● Supplied entries
********************

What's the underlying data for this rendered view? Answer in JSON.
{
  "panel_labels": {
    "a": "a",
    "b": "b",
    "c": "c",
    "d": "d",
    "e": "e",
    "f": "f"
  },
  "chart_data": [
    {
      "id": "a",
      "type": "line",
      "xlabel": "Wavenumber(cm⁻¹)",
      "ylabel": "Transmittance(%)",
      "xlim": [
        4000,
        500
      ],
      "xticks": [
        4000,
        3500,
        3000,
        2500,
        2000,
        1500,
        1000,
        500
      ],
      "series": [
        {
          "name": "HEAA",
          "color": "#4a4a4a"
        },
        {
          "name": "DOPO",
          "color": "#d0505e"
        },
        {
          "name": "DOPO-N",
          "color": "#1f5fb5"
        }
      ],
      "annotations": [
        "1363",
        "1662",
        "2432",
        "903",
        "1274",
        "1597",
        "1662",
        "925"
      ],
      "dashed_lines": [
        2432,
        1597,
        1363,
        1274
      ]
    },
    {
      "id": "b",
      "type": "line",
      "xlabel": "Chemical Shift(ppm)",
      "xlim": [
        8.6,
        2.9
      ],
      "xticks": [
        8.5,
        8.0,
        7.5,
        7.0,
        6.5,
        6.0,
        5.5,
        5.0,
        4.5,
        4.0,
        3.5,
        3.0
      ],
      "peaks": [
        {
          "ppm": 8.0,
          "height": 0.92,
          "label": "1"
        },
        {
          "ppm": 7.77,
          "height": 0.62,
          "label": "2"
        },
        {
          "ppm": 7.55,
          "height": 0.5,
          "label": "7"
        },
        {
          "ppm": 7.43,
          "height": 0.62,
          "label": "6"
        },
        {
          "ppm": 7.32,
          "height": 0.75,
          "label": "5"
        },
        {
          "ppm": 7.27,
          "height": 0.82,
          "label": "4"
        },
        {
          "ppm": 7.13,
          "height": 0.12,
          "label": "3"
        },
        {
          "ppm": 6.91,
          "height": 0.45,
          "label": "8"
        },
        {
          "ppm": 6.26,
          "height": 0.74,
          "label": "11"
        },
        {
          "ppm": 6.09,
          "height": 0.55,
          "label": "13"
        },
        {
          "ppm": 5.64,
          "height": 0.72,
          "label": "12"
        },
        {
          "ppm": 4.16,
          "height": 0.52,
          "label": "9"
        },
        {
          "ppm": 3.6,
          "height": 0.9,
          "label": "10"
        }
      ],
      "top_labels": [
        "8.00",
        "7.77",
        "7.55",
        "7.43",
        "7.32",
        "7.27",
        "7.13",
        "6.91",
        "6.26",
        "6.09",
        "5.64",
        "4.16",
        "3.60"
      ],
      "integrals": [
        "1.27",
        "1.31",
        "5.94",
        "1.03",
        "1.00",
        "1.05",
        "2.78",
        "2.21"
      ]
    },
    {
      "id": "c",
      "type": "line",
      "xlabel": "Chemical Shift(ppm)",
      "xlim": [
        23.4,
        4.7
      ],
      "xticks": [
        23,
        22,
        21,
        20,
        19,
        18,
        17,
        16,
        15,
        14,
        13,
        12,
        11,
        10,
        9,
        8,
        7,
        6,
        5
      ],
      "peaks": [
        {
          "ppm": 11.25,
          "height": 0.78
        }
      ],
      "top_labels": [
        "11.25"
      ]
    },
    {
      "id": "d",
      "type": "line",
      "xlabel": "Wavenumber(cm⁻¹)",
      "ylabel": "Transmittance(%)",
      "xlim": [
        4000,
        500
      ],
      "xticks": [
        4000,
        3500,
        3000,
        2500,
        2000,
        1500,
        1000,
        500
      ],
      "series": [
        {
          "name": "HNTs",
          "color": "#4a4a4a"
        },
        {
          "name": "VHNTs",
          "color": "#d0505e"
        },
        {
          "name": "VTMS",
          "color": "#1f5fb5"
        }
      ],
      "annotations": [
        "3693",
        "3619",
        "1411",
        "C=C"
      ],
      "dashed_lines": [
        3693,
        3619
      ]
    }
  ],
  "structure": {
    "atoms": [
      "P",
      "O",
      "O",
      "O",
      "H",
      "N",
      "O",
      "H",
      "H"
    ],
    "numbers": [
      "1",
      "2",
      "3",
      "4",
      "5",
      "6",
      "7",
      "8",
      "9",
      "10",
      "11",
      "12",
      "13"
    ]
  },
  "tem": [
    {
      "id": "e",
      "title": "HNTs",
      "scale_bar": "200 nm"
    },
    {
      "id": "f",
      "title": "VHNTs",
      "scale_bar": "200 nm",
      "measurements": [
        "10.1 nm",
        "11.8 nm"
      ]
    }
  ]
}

********************

● The request
Take the lines above and retype all of them exactly.

● Solution
What's the underlying data for this rendered view? Answer in JSON.
{
  "panel_labels": {
    "a": "a",
    "b": "b",
    "c": "c",
    "d": "d",
    "e": "e",
    "f": "f"
  },
  "chart_data": [
    {
      "id": "a",
      "type": "line",
      "xlabel": "Wavenumber(cm⁻¹)",
      "ylabel": "Transmittance(%)",
      "xlim": [
        4000,
        500
      ],
      "xticks": [
        4000,
        3500,
        3000,
        2500,
        2000,
        1500,
        1000,
        500
      ],
      "series": [
        {
          "name": "HEAA",
          "color": "#4a4a4a"
        },
        {
          "name": "DOPO",
          "color": "#d0505e"
        },
        {
          "name": "DOPO-N",
          "color": "#1f5fb5"
        }
      ],
      "annotations": [
        "1363",
        "1662",
        "2432",
        "903",
        "1274",
        "1597",
        "1662",
        "925"
      ],
      "dashed_lines": [
        2432,
        1597,
        1363,
        1274
      ]
    },
    {
      "id": "b",
      "type": "line",
      "xlabel": "Chemical Shift(ppm)",
      "xlim": [
        8.6,
        2.9
      ],
      "xticks": [
        8.5,
        8.0,
        7.5,
        7.0,
        6.5,
        6.0,
        5.5,
        5.0,
        4.5,
        4.0,
        3.5,
        3.0
      ],
      "peaks": [
        {
          "ppm": 8.0,
          "height": 0.92,
          "label": "1"
        },
        {
          "ppm": 7.77,
          "height": 0.62,
          "label": "2"
        },
        {
          "ppm": 7.55,
          "height": 0.5,
          "label": "7"
        },
        {
          "ppm": 7.43,
          "height": 0.62,
          "label": "6"
        },
        {
          "ppm": 7.32,
          "height": 0.75,
          "label": "5"
        },
        {
          "ppm": 7.27,
          "height": 0.82,
          "label": "4"
        },
        {
          "ppm": 7.13,
          "height": 0.12,
          "label": "3"
        },
        {
          "ppm": 6.91,
          "height": 0.45,
          "label": "8"
        },
        {
          "ppm": 6.26,
          "height": 0.74,
          "label": "11"
        },
        {
          "ppm": 6.09,
          "height": 0.55,
          "label": "13"
        },
        {
          "ppm": 5.64,
          "height": 0.72,
          "label": "12"
        },
        {
          "ppm": 4.16,
          "height": 0.52,
          "label": "9"
        },
        {
          "ppm": 3.6,
          "height": 0.9,
          "label": "10"
        }
      ],
      "top_labels": [
        "8.00",
        "7.77",
        "7.55",
        "7.43",
        "7.32",
        "7.27",
        "7.13",
        "6.91",
        "6.26",
        "6.09",
        "5.64",
        "4.16",
        "3.60"
      ],
      "integrals": [
        "1.27",
        "1.31",
        "5.94",
        "1.03",
        "1.00",
        "1.05",
        "2.78",
        "2.21"
      ]
    },
    {
      "id": "c",
      "type": "line",
      "xlabel": "Chemical Shift(ppm)",
      "xlim": [
        23.4,
        4.7
      ],
      "xticks": [
        23,
        22,
        21,
        20,
        19,
        18,
        17,
        16,
        15,
        14,
        13,
        12,
        11,
        10,
        9,
        8,
        7,
        6,
        5
      ],
      "peaks": [
        {
          "ppm": 11.25,
          "height": 0.78
        }
      ],
      "top_labels": [
        "11.25"
      ]
    },
    {
      "id": "d",
      "type": "line",
      "xlabel": "Wavenumber(cm⁻¹)",
      "ylabel": "Transmittance(%)",
      "xlim": [
        4000,
        500
      ],
      "xticks": [
        4000,
        3500,
        3000,
        2500,
        2000,
        1500,
        1000,
        500
      ],
      "series": [
        {
          "name": "HNTs",
          "color": "#4a4a4a"
        },
        {
          "name": "VHNTs",
          "color": "#d0505e"
        },
        {
          "name": "VTMS",
          "color": "#1f5fb5"
        }
      ],
      "annotations": [
        "3693",
        "3619",
        "1411",
        "C=C"
      ],
      "dashed_lines": [
        3693,
        3619
      ]
    }
  ],
  "structure": {
    "atoms": [
      "P",
      "O",
      "O",
      "O",
      "H",
      "N",
      "O",
      "H",
      "H"
    ],
    "numbers": [
      "1",
      "2",
      "3",
      "4",
      "5",
      "6",
      "7",
      "8",
      "9",
      "10",
      "11",
      "12",
      "13"
    ]
  },
  "tem": [
    {
      "id": "e",
      "title": "HNTs",
      "scale_bar": "200 nm"
    },
    {
      "id": "f",
      "title": "VHNTs",
      "scale_bar": "200 nm",
      "measurements": [
        "10.1 nm",
        "11.8 nm"
      ]
    }
  ]
}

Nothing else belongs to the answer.